[Stored data entries]
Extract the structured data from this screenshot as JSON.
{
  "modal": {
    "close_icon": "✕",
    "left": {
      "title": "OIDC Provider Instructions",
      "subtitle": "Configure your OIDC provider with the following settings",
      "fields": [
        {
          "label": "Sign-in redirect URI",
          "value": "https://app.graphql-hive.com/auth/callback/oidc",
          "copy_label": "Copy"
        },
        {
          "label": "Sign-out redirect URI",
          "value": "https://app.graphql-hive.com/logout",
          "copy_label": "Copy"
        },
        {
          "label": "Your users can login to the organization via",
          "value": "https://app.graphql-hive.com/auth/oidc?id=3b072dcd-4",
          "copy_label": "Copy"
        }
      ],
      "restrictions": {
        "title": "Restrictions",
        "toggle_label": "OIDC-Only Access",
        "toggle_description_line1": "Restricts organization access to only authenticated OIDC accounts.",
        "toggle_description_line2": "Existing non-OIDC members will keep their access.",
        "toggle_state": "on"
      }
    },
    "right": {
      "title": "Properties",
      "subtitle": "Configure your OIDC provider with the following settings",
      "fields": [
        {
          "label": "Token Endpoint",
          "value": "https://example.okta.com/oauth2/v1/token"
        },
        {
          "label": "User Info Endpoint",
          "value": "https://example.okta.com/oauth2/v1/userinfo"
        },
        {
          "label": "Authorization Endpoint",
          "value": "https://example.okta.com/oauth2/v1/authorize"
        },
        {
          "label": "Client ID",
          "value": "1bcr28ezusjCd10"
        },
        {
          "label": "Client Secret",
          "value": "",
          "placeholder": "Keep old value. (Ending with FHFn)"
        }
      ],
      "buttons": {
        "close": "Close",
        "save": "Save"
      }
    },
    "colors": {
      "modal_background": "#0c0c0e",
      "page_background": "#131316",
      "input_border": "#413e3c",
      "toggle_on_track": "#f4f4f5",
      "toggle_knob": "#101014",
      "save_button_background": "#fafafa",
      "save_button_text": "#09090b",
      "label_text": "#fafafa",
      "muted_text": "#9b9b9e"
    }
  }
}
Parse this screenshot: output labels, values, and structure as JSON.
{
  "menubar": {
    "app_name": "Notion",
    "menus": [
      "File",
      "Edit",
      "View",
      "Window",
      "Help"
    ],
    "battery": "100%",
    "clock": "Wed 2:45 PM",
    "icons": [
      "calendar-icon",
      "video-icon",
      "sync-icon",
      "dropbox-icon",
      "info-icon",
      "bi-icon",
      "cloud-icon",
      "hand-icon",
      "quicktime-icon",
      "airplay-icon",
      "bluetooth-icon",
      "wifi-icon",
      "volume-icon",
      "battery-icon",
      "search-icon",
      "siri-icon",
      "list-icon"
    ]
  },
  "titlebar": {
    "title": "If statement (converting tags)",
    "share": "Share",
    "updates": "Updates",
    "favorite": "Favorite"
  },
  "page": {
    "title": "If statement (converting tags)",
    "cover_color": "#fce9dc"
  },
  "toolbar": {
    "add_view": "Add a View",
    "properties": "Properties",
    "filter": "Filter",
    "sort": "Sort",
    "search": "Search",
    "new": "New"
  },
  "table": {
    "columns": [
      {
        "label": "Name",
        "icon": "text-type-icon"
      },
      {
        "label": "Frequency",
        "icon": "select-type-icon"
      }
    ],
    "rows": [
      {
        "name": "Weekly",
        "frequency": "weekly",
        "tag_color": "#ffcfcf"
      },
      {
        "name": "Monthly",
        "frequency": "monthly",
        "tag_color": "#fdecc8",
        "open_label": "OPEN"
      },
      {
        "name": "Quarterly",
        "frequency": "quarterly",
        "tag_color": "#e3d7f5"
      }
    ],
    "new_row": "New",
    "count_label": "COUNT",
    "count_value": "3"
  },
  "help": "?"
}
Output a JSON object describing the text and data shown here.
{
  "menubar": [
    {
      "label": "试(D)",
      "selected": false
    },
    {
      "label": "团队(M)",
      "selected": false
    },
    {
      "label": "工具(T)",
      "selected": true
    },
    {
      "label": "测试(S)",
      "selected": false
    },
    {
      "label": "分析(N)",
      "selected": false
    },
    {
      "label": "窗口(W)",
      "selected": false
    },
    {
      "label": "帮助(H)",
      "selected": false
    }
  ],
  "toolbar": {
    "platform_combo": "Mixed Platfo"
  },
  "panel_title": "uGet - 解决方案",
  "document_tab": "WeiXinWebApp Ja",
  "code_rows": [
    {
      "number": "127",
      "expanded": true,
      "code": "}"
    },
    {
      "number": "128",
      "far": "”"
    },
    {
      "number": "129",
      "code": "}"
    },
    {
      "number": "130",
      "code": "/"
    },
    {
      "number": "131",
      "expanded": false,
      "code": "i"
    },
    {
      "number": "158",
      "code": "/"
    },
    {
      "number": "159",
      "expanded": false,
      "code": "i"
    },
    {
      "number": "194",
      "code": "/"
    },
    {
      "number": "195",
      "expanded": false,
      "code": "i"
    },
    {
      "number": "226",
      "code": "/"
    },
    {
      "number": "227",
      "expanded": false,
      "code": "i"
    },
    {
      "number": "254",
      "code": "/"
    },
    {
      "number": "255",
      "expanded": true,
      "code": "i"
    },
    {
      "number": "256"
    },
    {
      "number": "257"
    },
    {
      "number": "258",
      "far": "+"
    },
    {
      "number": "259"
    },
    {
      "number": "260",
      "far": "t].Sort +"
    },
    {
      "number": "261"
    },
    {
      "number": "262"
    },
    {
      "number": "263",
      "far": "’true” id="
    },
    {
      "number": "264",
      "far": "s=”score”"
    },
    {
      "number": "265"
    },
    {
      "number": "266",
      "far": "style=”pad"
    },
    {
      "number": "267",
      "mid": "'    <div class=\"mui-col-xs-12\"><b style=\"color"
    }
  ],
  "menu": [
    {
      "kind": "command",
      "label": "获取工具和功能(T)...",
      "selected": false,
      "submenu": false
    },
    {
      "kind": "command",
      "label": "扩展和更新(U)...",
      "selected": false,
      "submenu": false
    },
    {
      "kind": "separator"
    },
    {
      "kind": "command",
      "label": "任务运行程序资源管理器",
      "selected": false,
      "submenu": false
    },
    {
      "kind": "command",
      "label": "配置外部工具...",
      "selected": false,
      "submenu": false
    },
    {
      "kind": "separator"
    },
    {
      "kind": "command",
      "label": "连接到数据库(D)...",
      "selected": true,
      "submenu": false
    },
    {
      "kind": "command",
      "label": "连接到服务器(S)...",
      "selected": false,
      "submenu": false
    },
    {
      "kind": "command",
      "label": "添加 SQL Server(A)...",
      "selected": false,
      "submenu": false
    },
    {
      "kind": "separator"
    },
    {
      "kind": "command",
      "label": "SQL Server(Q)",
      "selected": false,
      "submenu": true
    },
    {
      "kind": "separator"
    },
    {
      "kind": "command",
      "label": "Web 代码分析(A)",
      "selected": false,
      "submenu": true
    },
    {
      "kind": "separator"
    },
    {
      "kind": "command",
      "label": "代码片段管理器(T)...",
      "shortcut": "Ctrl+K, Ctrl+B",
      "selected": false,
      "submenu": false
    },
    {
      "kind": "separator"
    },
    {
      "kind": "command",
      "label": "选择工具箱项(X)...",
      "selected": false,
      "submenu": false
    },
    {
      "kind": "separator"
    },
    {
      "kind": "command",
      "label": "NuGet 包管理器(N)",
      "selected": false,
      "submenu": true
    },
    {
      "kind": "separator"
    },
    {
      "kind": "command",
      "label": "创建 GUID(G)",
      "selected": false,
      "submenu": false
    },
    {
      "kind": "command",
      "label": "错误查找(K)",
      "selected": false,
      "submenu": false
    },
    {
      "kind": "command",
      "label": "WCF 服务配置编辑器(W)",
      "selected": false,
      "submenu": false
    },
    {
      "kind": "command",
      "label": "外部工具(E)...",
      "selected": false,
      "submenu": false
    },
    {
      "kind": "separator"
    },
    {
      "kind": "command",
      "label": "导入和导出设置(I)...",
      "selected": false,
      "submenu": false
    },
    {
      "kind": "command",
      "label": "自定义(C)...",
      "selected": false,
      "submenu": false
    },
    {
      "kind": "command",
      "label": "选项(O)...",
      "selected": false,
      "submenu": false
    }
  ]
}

» **WHAT IS ASKED**
Pick out all lines from the data above in which the word "Properties" appears.

» **EXERCISE SOLUTION**
      "title": "Properties",
    "properties": "Properties",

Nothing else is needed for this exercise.